* _WORK TO COMPLETE_: For each line below that includes the word "КАМАР", make a copy.
>> START
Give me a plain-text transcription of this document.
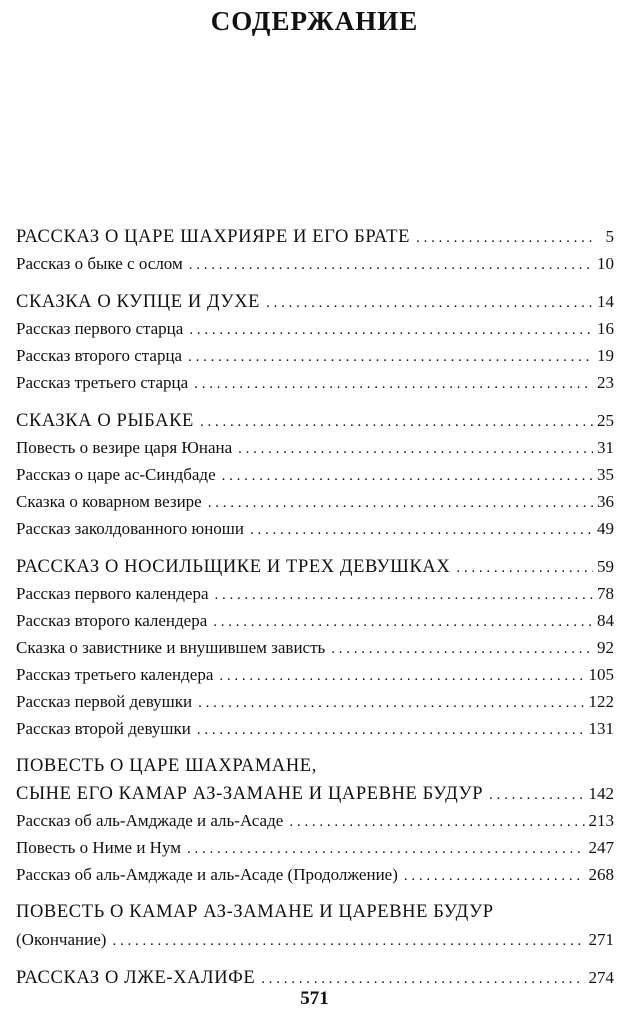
СОДЕРЖАНИЕ
РАССКАЗ О ЦАРЕ ШАХРИЯРЕ И ЕГО БРАТЕ . . .	5
Рассказ о быке с ослом . . .	10
СКАЗКА О КУПЦЕ И ДУХЕ . . .	14
Рассказ первого старца . . .	16
Рассказ второго старца . . .	19
Рассказ третьего старца . . .	23
СКАЗКА О РЫБАКЕ . . .	25
Повесть о везире царя Юнана . . .	31
Рассказ о царе ас-Синдбаде . . .	35
Сказка о коварном везире . . .	36
Рассказ заколдованного юноши . . .	49
РАССКАЗ О НОСИЛЬЩИКЕ И ТРЕХ ДЕВУШКАХ . . .	59
Рассказ первого календера . . .	78
Рассказ второго календера . . .	84
Сказка о завистнике и внушившем зависть . . .	92
Рассказ третьего календера . . .	105
Рассказ первой девушки . . .	122
Рассказ второй девушки . . .	131
ПОВЕСТЬ О ЦАРЕ ШАХРАМАНЕ,
СЫНЕ ЕГО КАМАР АЗ-ЗАМАНЕ И ЦАРЕВНЕ БУДУР . . .	142
Рассказ об аль-Амджаде и аль-Асаде . . .	213
Повесть о Ниме и Нум . . .	247
Рассказ об аль-Амджаде и аль-Асаде (Продолжение) . . .	268
ПОВЕСТЬ О КАМАР АЗ-ЗАМАНЕ И ЦАРЕВНЕ БУДУР
(Окончание) . . .	271
РАССКАЗ О ЛЖЕ-ХАЛИФЕ . . .	274
571
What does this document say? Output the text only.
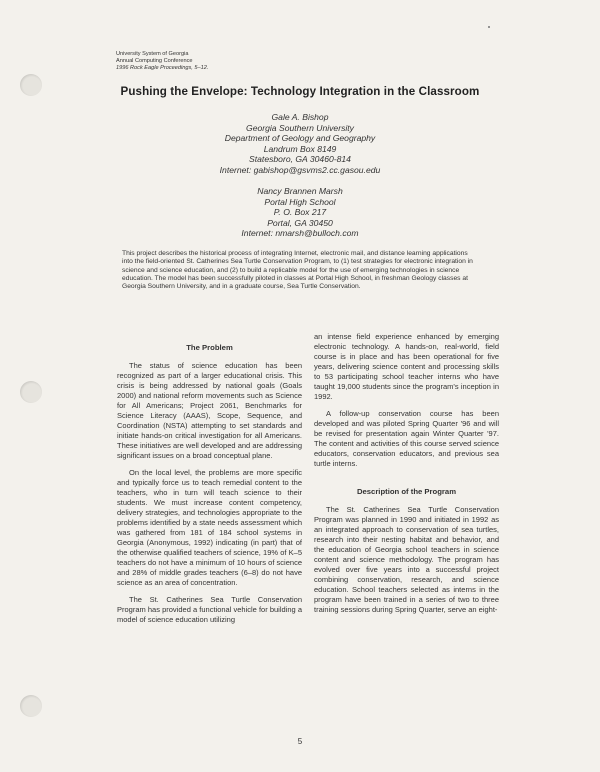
University System of Georgia
Annual Computing Conference
1996 Rock Eagle Proceedings, 5–12.
Pushing the Envelope: Technology Integration in the Classroom
Gale A. Bishop
Georgia Southern University
Department of Geology and Geography
Landrum Box 8149
Statesboro, GA 30460-814
Internet: gabishop@gsvms2.cc.gasou.edu
Nancy Brannen Marsh
Portal High School
P. O. Box 217
Portal, GA 30450
Internet: nmarsh@bulloch.com
This project describes the historical process of integrating Internet, electronic mail, and distance learning applications into the field-oriented St. Catherines Sea Turtle Conservation Program, to (1) test strategies for electronic integration in science and science education, and (2) to build a replicable model for the use of emerging technologies in science education. The model has been successfully piloted in classes at Portal High School, in freshman Geology classes at Georgia Southern University, and in a graduate course, Sea Turtle Conservation.
The Problem

The status of science education has been recognized as part of a larger educational crisis. This crisis is being addressed by national goals (Goals 2000) and national reform movements such as Science for All Americans; Project 2061, Benchmarks for Science Literacy (AAAS), Scope, Sequence, and Coordination (NSTA) attempting to set standards and initiate hands-on critical investigation for all Americans. These initiatives are well developed and are addressing significant issues on a broad conceptual plane.

On the local level, the problems are more specific and typically force us to teach remedial content to the teachers, who in turn will teach science to their students. We must increase content competency, delivery strategies, and technologies appropriate to the problems identified by a state needs assessment which was gathered from 181 of 184 school systems in Georgia (Anonymous, 1992) indicating (in part) that of the otherwise qualified teachers of science, 19% of K–5 teachers do not have a minimum of 10 hours of science and 28% of middle grades teachers (6–8) do not have science as an area of concentration.

The St. Catherines Sea Turtle Conservation Program has provided a functional vehicle for building a model of science education utilizing

an intense field experience enhanced by emerging electronic technology. A hands-on, real-world, field course is in place and has been operational for five years, delivering science content and processing skills to 53 participating school teacher interns who have taught 19,000 students since the program's inception in 1992.

A follow-up conservation course has been developed and was piloted Spring Quarter '96 and will be revised for presentation again Winter Quarter '97. The content and activities of this course served science educators, conservation educators, and previous sea turtle interns.

Description of the Program

The St. Catherines Sea Turtle Conservation Program was planned in 1990 and initiated in 1992 as an integrated approach to conservation of sea turtles, research into their nesting habitat and behavior, and the education of Georgia school teachers in science content and science methodology. The program has evolved over five years into a successful project combining conservation, research, and science education. School teachers selected as interns in the program have been trained in a series of two to three training sessions during Spring Quarter, serve an eight-

5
>> END
* _SOLUTION FOR THIS TASK_:
СЫНЕ ЕГО КАМАР АЗ-ЗАМАНЕ И ЦАРЕВНЕ БУДУР . . .	142
ПОВЕСТЬ О КАМАР АЗ-ЗАМАНЕ И ЦАРЕВНЕ БУДУР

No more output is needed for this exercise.